**TASK ITEM:**
Rewrite the part of the API authentication text that opens with the words containing "Keys are shown" and closes with "mint a new one.", substituting "SHA-512" for "SHA-256".

Authentication
All API requests require a Bearer token in the Authorization header. Generate API keys from the Settings > Integrations page.
curl https://app.autorev.ai/api/v1/account \
-H "Authorization: Bearer ar_live_abc123..."
Key prefixes
Keys start with ar_live_ or ar_test_.
All keys, both ar_live_ and ar_test_, access production data and trigger real calls and SMS. A sandbox mode is not yet available, so ar_test_ keys currently behave exactly like live keys. Do not point CI or load tests at this API with real phone numbers.
Keys are shown once
Your API key is shown only once, at creation time. Store it securely. AutoRev stores only a SHA-256 hash of the key: on each request the Bearer token is hashed and looked up to resolve your tenant and scopes, so the plaintext key cannot be retrieved later. If you lose a key, revoke it and mint a new one.
Revocation
Create and revoke keys at Settings > Integrations. Revoking a key immediately stops it from authenticating.
Failure modes
| Status | Meaning |
|---|---|
401 | Invalid or missing API key. No retry will help; check the header and the key value. |
403 | The key is valid but lacks the scope required for this operation. See API keys and scopes. |
Every 4xx response includes a JSON body with an error message and usually a suggestion telling you how to fix the request; see Errors.

**ENTRIES SUPPLIED:**
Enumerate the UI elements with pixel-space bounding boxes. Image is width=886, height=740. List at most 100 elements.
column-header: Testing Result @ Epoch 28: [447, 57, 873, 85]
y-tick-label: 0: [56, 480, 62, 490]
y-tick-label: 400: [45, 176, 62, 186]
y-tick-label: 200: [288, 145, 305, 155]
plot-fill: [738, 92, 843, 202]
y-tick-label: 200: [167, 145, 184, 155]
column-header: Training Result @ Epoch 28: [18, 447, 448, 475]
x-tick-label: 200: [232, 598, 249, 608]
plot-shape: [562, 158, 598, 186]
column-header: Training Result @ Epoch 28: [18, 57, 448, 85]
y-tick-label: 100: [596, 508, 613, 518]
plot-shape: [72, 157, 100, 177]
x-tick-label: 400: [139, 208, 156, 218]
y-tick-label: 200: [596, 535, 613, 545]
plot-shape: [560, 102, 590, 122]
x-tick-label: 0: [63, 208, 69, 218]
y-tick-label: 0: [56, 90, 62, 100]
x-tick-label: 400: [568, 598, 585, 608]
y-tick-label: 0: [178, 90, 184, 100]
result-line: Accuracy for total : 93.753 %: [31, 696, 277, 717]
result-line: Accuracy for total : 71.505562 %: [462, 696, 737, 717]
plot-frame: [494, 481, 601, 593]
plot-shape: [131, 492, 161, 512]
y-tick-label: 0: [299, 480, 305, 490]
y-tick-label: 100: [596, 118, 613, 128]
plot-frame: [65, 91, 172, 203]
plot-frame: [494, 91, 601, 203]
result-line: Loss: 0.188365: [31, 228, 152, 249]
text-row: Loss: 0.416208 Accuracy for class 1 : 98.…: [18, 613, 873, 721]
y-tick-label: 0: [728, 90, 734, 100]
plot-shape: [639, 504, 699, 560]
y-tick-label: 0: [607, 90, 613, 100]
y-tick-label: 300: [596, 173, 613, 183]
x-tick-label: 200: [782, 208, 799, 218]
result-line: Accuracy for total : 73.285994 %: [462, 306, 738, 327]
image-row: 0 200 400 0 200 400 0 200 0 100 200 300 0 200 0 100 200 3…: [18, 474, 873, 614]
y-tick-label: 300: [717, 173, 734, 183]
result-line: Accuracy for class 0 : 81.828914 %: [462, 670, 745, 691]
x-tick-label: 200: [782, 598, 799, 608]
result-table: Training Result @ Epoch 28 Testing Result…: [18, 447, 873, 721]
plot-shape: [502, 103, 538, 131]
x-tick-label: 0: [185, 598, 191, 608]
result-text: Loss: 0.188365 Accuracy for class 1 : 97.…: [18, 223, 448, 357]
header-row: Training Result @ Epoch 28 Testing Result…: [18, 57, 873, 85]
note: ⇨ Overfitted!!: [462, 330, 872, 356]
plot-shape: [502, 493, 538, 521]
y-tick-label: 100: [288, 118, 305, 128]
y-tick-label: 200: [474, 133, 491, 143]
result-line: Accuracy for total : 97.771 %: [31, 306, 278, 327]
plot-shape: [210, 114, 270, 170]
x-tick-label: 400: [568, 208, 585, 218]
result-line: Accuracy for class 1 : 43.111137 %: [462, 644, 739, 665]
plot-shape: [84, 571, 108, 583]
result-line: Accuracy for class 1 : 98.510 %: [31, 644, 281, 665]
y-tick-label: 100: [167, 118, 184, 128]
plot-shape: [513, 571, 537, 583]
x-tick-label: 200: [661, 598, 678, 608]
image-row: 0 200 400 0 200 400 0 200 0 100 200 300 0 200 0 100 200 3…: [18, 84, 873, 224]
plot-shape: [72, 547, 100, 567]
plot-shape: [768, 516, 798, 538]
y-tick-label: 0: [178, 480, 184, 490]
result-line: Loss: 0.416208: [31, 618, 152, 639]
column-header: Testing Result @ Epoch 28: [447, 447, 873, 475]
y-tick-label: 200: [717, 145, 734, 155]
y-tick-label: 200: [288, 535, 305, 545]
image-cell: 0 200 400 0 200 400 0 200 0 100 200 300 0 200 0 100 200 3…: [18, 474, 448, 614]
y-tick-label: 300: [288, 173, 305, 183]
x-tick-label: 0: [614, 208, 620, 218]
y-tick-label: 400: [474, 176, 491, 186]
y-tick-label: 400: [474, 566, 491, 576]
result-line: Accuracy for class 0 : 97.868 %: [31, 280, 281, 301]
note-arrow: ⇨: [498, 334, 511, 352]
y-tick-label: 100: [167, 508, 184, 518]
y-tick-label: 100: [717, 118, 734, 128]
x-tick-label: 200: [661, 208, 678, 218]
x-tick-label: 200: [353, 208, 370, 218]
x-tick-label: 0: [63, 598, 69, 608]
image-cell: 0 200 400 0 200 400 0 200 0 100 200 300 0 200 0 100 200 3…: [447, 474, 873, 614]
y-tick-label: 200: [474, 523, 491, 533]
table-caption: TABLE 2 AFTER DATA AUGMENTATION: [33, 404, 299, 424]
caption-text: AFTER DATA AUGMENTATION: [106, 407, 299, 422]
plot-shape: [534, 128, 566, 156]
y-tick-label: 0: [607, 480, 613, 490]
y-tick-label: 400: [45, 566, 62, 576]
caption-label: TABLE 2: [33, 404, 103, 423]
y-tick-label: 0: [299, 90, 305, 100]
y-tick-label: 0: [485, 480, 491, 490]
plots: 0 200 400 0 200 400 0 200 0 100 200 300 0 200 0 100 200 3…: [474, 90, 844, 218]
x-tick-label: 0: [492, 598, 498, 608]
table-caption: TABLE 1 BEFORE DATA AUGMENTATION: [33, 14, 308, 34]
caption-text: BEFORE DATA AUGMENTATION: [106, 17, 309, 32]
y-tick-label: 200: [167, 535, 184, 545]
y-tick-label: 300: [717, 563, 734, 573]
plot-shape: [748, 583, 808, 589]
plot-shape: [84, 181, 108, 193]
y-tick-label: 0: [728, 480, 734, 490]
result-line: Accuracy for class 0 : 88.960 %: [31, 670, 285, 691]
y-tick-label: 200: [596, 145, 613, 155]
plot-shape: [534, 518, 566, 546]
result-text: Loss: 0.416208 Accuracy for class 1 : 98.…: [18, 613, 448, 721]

**PROBLEM SOLUTION:**
Keys are shown once
Your API key is shown only once, at creation time. Store it securely. AutoRev stores only a SHA-512 hash of the key: on each request the Bearer token is hashed and looked up to resolve your tenant and scopes, so the plaintext key cannot be retrieved later. If you lose a key, revoke it and mint a new one.